Written instruction: Each entry below should be written out exactly as it is, with no pictures.

** BEGIN Records provided **

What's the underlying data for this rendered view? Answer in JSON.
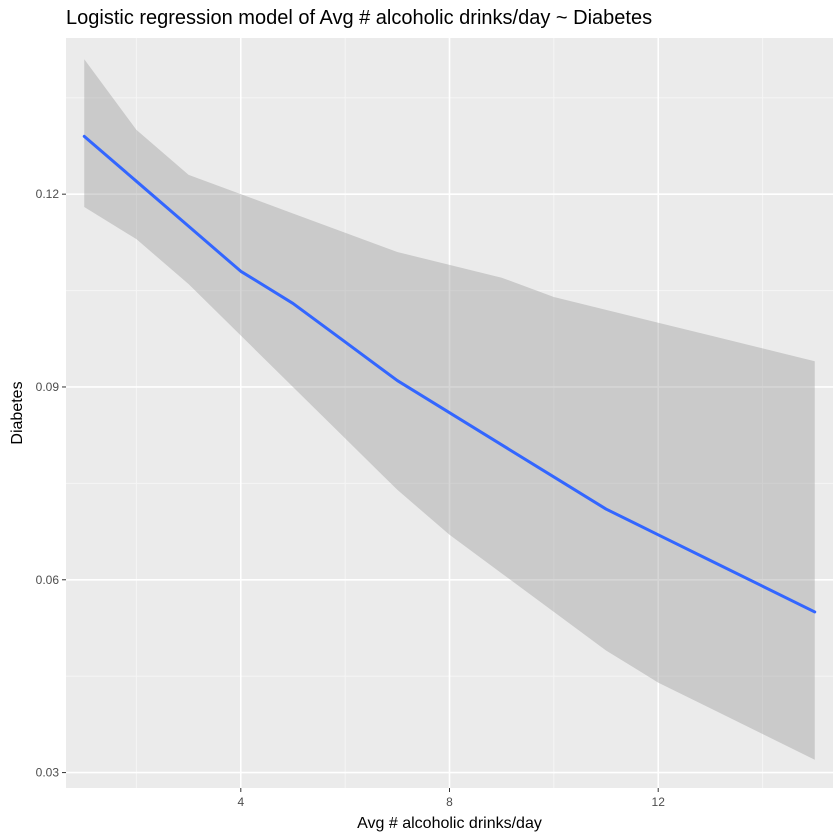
{
  "chart_data": {
    "type": "line",
    "title": "Logistic regression model of Avg # alcoholic drinks/day ~ Diabetes",
    "xlabel": "Avg # alcoholic drinks/day",
    "ylabel": "Diabetes",
    "xlim": [
      0.65,
      15.35
    ],
    "ylim": [
      0.0276,
      0.1443
    ],
    "x_ticks": [
      4,
      8,
      12
    ],
    "x_tick_labels": [
      "4",
      "8",
      "12"
    ],
    "x_minor_ticks": [
      2,
      6,
      10,
      14
    ],
    "y_ticks": [
      0.03,
      0.06,
      0.09,
      0.12
    ],
    "y_tick_labels": [
      "0.03",
      "0.06",
      "0.09",
      "0.12"
    ],
    "y_minor_ticks": [
      0.045,
      0.075,
      0.105,
      0.135
    ],
    "grid": true,
    "legend": "none",
    "series": [
      {
        "line_color": "#3366FF",
        "band_color": "#999999",
        "x": [
          1,
          2,
          3,
          4,
          5,
          6,
          7,
          8,
          9,
          10,
          11,
          12,
          13,
          14,
          15
        ],
        "y": [
          0.129,
          0.122,
          0.115,
          0.108,
          0.103,
          0.097,
          0.091,
          0.086,
          0.081,
          0.076,
          0.071,
          0.067,
          0.063,
          0.059,
          0.055
        ],
        "upper": [
          0.141,
          0.13,
          0.123,
          0.12,
          0.117,
          0.114,
          0.111,
          0.109,
          0.107,
          0.104,
          0.102,
          0.1,
          0.098,
          0.096,
          0.094
        ],
        "lower": [
          0.118,
          0.113,
          0.106,
          0.098,
          0.09,
          0.082,
          0.074,
          0.067,
          0.061,
          0.055,
          0.049,
          0.044,
          0.04,
          0.036,
          0.032
        ]
      }
    ]
  },
  "colors": {
    "panel_background": "#EBEBEB",
    "grid_major": "#FFFFFF",
    "grid_minor": "#F5F5F5"
  }
}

** END Records provided **

Answer to the problem:
What's the underlying data for this rendered view? Answer in JSON.
{
  "chart_data": {
    "type": "line",
    "title": "Logistic regression model of Avg # alcoholic drinks/day ~ Diabetes",
    "xlabel": "Avg # alcoholic drinks/day",
    "ylabel": "Diabetes",
    "xlim": [
      0.65,
      15.35
    ],
    "ylim": [
      0.0276,
      0.1443
    ],
    "x_ticks": [
      4,
      8,
      12
    ],
    "x_tick_labels": [
      "4",
      "8",
      "12"
    ],
    "x_minor_ticks": [
      2,
      6,
      10,
      14
    ],
    "y_ticks": [
      0.03,
      0.06,
      0.09,
      0.12
    ],
    "y_tick_labels": [
      "0.03",
      "0.06",
      "0.09",
      "0.12"
    ],
    "y_minor_ticks": [
      0.045,
      0.075,
      0.105,
      0.135
    ],
    "grid": true,
    "legend": "none",
    "series": [
      {
        "line_color": "#3366FF",
        "band_color": "#999999",
        "x": [
          1,
          2,
          3,
          4,
          5,
          6,
          7,
          8,
          9,
          10,
          11,
          12,
          13,
          14,
          15
        ],
        "y": [
          0.129,
          0.122,
          0.115,
          0.108,
          0.103,
          0.097,
          0.091,
          0.086,
          0.081,
          0.076,
          0.071,
          0.067,
          0.063,
          0.059,
          0.055
        ],
        "upper": [
          0.141,
          0.13,
          0.123,
          0.12,
          0.117,
          0.114,
          0.111,
          0.109,
          0.107,
          0.104,
          0.102,
          0.1,
          0.098,
          0.096,
          0.094
        ],
        "lower": [
          0.118,
          0.113,
          0.106,
          0.098,
          0.09,
          0.082,
          0.074,
          0.067,
          0.061,
          0.055,
          0.049,
          0.044,
          0.04,
          0.036,
          0.032
        ]
      }
    ]
  },
  "colors": {
    "panel_background": "#EBEBEB",
    "grid_major": "#FFFFFF",
    "grid_minor": "#F5F5F5"
  }
}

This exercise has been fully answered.